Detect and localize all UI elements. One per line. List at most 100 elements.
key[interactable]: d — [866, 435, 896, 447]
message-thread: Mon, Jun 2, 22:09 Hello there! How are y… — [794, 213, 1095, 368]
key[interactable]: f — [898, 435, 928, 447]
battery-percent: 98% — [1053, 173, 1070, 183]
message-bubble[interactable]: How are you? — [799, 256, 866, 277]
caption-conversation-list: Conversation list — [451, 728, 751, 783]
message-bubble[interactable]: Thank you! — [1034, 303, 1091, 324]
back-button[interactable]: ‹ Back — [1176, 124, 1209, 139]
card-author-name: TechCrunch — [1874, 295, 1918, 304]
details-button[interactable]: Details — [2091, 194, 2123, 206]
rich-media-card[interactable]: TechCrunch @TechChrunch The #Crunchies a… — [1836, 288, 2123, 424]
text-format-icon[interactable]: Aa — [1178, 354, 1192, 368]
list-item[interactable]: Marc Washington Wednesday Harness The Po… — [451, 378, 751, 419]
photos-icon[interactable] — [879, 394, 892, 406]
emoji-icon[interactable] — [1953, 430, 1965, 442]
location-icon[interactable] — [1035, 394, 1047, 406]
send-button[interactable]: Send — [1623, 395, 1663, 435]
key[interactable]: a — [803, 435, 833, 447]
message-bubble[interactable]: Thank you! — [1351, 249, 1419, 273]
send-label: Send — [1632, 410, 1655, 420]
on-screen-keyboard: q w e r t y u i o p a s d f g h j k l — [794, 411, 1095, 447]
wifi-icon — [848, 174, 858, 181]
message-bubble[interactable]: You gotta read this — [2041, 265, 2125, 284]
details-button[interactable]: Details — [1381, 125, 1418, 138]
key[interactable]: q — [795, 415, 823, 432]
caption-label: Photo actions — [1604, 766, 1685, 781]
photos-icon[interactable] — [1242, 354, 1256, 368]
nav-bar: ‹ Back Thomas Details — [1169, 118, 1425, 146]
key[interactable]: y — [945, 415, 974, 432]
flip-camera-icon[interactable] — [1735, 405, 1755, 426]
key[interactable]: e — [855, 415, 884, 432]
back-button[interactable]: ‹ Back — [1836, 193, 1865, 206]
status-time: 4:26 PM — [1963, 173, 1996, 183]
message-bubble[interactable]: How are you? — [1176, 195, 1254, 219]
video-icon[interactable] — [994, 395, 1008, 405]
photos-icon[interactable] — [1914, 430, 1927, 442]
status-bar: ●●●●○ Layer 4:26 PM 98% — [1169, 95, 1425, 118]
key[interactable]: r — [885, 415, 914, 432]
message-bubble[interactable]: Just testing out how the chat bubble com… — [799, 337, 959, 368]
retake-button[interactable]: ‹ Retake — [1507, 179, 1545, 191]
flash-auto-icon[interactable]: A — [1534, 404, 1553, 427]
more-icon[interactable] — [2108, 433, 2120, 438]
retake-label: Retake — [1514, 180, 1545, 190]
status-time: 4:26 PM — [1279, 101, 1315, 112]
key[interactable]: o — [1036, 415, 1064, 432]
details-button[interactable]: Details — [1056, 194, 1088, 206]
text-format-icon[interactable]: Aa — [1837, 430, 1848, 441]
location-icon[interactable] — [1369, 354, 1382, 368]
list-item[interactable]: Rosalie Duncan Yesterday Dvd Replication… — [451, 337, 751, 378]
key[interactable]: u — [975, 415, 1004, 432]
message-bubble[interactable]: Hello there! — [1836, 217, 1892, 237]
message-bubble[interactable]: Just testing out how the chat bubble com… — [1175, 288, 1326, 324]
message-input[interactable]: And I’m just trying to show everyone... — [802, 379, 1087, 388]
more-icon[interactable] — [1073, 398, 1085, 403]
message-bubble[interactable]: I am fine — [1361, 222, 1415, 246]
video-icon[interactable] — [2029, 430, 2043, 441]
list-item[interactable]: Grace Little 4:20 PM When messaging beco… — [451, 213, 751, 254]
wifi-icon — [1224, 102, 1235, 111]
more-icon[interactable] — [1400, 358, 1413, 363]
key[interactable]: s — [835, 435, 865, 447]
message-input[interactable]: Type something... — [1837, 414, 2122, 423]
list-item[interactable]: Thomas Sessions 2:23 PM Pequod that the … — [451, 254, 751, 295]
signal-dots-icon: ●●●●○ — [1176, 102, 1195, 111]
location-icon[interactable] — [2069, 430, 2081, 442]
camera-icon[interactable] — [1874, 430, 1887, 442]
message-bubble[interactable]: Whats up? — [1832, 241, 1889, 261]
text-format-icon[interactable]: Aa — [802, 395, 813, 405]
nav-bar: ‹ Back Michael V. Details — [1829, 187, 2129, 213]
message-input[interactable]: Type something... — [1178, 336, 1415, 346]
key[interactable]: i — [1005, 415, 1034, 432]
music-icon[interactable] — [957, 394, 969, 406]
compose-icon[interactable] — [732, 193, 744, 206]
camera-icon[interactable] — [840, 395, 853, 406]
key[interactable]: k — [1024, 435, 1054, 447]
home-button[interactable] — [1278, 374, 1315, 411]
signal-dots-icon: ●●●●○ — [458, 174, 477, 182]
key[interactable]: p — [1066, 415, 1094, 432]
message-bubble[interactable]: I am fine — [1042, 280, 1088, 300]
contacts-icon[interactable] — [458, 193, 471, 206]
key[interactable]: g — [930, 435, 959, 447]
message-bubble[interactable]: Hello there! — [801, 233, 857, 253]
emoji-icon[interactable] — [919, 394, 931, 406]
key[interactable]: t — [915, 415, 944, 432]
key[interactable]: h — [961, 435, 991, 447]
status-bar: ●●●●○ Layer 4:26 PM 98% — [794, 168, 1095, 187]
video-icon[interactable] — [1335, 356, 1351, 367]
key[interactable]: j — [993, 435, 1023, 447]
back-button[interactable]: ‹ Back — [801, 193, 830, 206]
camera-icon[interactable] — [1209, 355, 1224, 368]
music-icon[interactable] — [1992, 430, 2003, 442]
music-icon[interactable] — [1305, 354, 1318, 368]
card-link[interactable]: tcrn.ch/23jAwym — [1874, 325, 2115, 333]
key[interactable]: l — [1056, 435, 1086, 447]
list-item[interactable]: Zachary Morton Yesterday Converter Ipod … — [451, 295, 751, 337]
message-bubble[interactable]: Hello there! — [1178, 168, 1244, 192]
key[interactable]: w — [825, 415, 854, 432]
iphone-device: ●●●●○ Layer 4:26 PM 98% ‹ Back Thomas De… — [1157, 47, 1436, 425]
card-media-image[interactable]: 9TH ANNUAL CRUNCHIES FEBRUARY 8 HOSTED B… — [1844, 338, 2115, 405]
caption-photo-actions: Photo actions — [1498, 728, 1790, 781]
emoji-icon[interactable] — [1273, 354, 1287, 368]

> Description of the task: Copy out every line of the data above verbatim, changing nothing and leaving nothing out.

> Exercise output:
Detect and localize all UI elements. One per line. List at most 100 elements.
key[interactable]: d — [866, 435, 896, 447]
message-thread: Mon, Jun 2, 22:09 Hello there! How are y… — [794, 213, 1095, 368]
key[interactable]: f — [898, 435, 928, 447]
battery-percent: 98% — [1053, 173, 1070, 183]
message-bubble[interactable]: How are you? — [799, 256, 866, 277]
caption-conversation-list: Conversation list — [451, 728, 751, 783]
message-bubble[interactable]: Thank you! — [1034, 303, 1091, 324]
back-button[interactable]: ‹ Back — [1176, 124, 1209, 139]
card-author-name: TechCrunch — [1874, 295, 1918, 304]
details-button[interactable]: Details — [2091, 194, 2123, 206]
rich-media-card[interactable]: TechCrunch @TechChrunch The #Crunchies a… — [1836, 288, 2123, 424]
text-format-icon[interactable]: Aa — [1178, 354, 1192, 368]
list-item[interactable]: Marc Washington Wednesday Harness The Po… — [451, 378, 751, 419]
photos-icon[interactable] — [879, 394, 892, 406]
emoji-icon[interactable] — [1953, 430, 1965, 442]
location-icon[interactable] — [1035, 394, 1047, 406]
send-button[interactable]: Send — [1623, 395, 1663, 435]
key[interactable]: a — [803, 435, 833, 447]
message-bubble[interactable]: Thank you! — [1351, 249, 1419, 273]
send-label: Send — [1632, 410, 1655, 420]
on-screen-keyboard: q w e r t y u i o p a s d f g h j k l — [794, 411, 1095, 447]
wifi-icon — [848, 174, 858, 181]
message-bubble[interactable]: You gotta read this — [2041, 265, 2125, 284]
details-button[interactable]: Details — [1381, 125, 1418, 138]
key[interactable]: q — [795, 415, 823, 432]
caption-label: Photo actions — [1604, 766, 1685, 781]
photos-icon[interactable] — [1242, 354, 1256, 368]
nav-bar: ‹ Back Thomas Details — [1169, 118, 1425, 146]
key[interactable]: y — [945, 415, 974, 432]
flip-camera-icon[interactable] — [1735, 405, 1755, 426]
key[interactable]: e — [855, 415, 884, 432]
back-button[interactable]: ‹ Back — [1836, 193, 1865, 206]
status-time: 4:26 PM — [1963, 173, 1996, 183]
message-bubble[interactable]: How are you? — [1176, 195, 1254, 219]
video-icon[interactable] — [994, 395, 1008, 405]
photos-icon[interactable] — [1914, 430, 1927, 442]
status-bar: ●●●●○ Layer 4:26 PM 98% — [1169, 95, 1425, 118]
key[interactable]: r — [885, 415, 914, 432]
message-bubble[interactable]: Just testing out how the chat bubble com… — [799, 337, 959, 368]
retake-button[interactable]: ‹ Retake — [1507, 179, 1545, 191]
flash-auto-icon[interactable]: A — [1534, 404, 1553, 427]
more-icon[interactable] — [2108, 433, 2120, 438]
retake-label: Retake — [1514, 180, 1545, 190]
status-time: 4:26 PM — [1279, 101, 1315, 112]
key[interactable]: o — [1036, 415, 1064, 432]
details-button[interactable]: Details — [1056, 194, 1088, 206]
text-format-icon[interactable]: Aa — [1837, 430, 1848, 441]
location-icon[interactable] — [1369, 354, 1382, 368]
list-item[interactable]: Rosalie Duncan Yesterday Dvd Replication… — [451, 337, 751, 378]
key[interactable]: u — [975, 415, 1004, 432]
message-bubble[interactable]: Hello there! — [1836, 217, 1892, 237]
message-bubble[interactable]: Just testing out how the chat bubble com… — [1175, 288, 1326, 324]
message-input[interactable]: And I’m just trying to show everyone... — [802, 379, 1087, 388]
more-icon[interactable] — [1073, 398, 1085, 403]
message-bubble[interactable]: I am fine — [1361, 222, 1415, 246]
video-icon[interactable] — [2029, 430, 2043, 441]
list-item[interactable]: Grace Little 4:20 PM When messaging beco… — [451, 213, 751, 254]
wifi-icon — [1224, 102, 1235, 111]
more-icon[interactable] — [1400, 358, 1413, 363]
key[interactable]: s — [835, 435, 865, 447]
message-input[interactable]: Type something... — [1837, 414, 2122, 423]
list-item[interactable]: Thomas Sessions 2:23 PM Pequod that the … — [451, 254, 751, 295]
signal-dots-icon: ●●●●○ — [1176, 102, 1195, 111]
location-icon[interactable] — [2069, 430, 2081, 442]
camera-icon[interactable] — [1874, 430, 1887, 442]
message-bubble[interactable]: Whats up? — [1832, 241, 1889, 261]
text-format-icon[interactable]: Aa — [802, 395, 813, 405]
nav-bar: ‹ Back Michael V. Details — [1829, 187, 2129, 213]
message-input[interactable]: Type something... — [1178, 336, 1415, 346]
key[interactable]: i — [1005, 415, 1034, 432]
music-icon[interactable] — [957, 394, 969, 406]
compose-icon[interactable] — [732, 193, 744, 206]
camera-icon[interactable] — [840, 395, 853, 406]
key[interactable]: k — [1024, 435, 1054, 447]
home-button[interactable] — [1278, 374, 1315, 411]
signal-dots-icon: ●●●●○ — [458, 174, 477, 182]
key[interactable]: p — [1066, 415, 1094, 432]
message-bubble[interactable]: I am fine — [1042, 280, 1088, 300]
contacts-icon[interactable] — [458, 193, 471, 206]
key[interactable]: g — [930, 435, 959, 447]
message-bubble[interactable]: Hello there! — [801, 233, 857, 253]
emoji-icon[interactable] — [919, 394, 931, 406]
key[interactable]: t — [915, 415, 944, 432]
key[interactable]: h — [961, 435, 991, 447]
status-bar: ●●●●○ Layer 4:26 PM 98% — [794, 168, 1095, 187]
video-icon[interactable] — [1335, 356, 1351, 367]
key[interactable]: j — [993, 435, 1023, 447]
back-button[interactable]: ‹ Back — [801, 193, 830, 206]
camera-icon[interactable] — [1209, 355, 1224, 368]
music-icon[interactable] — [1992, 430, 2003, 442]
music-icon[interactable] — [1305, 354, 1318, 368]
card-link[interactable]: tcrn.ch/23jAwym — [1874, 325, 2115, 333]
key[interactable]: l — [1056, 435, 1086, 447]
list-item[interactable]: Zachary Morton Yesterday Converter Ipod … — [451, 295, 751, 337]
message-bubble[interactable]: Hello there! — [1178, 168, 1244, 192]
key[interactable]: w — [825, 415, 854, 432]
iphone-device: ●●●●○ Layer 4:26 PM 98% ‹ Back Thomas De… — [1157, 47, 1436, 425]
card-media-image[interactable]: 9TH ANNUAL CRUNCHIES FEBRUARY 8 HOSTED B… — [1844, 338, 2115, 405]
caption-photo-actions: Photo actions — [1498, 728, 1790, 781]
emoji-icon[interactable] — [1273, 354, 1287, 368]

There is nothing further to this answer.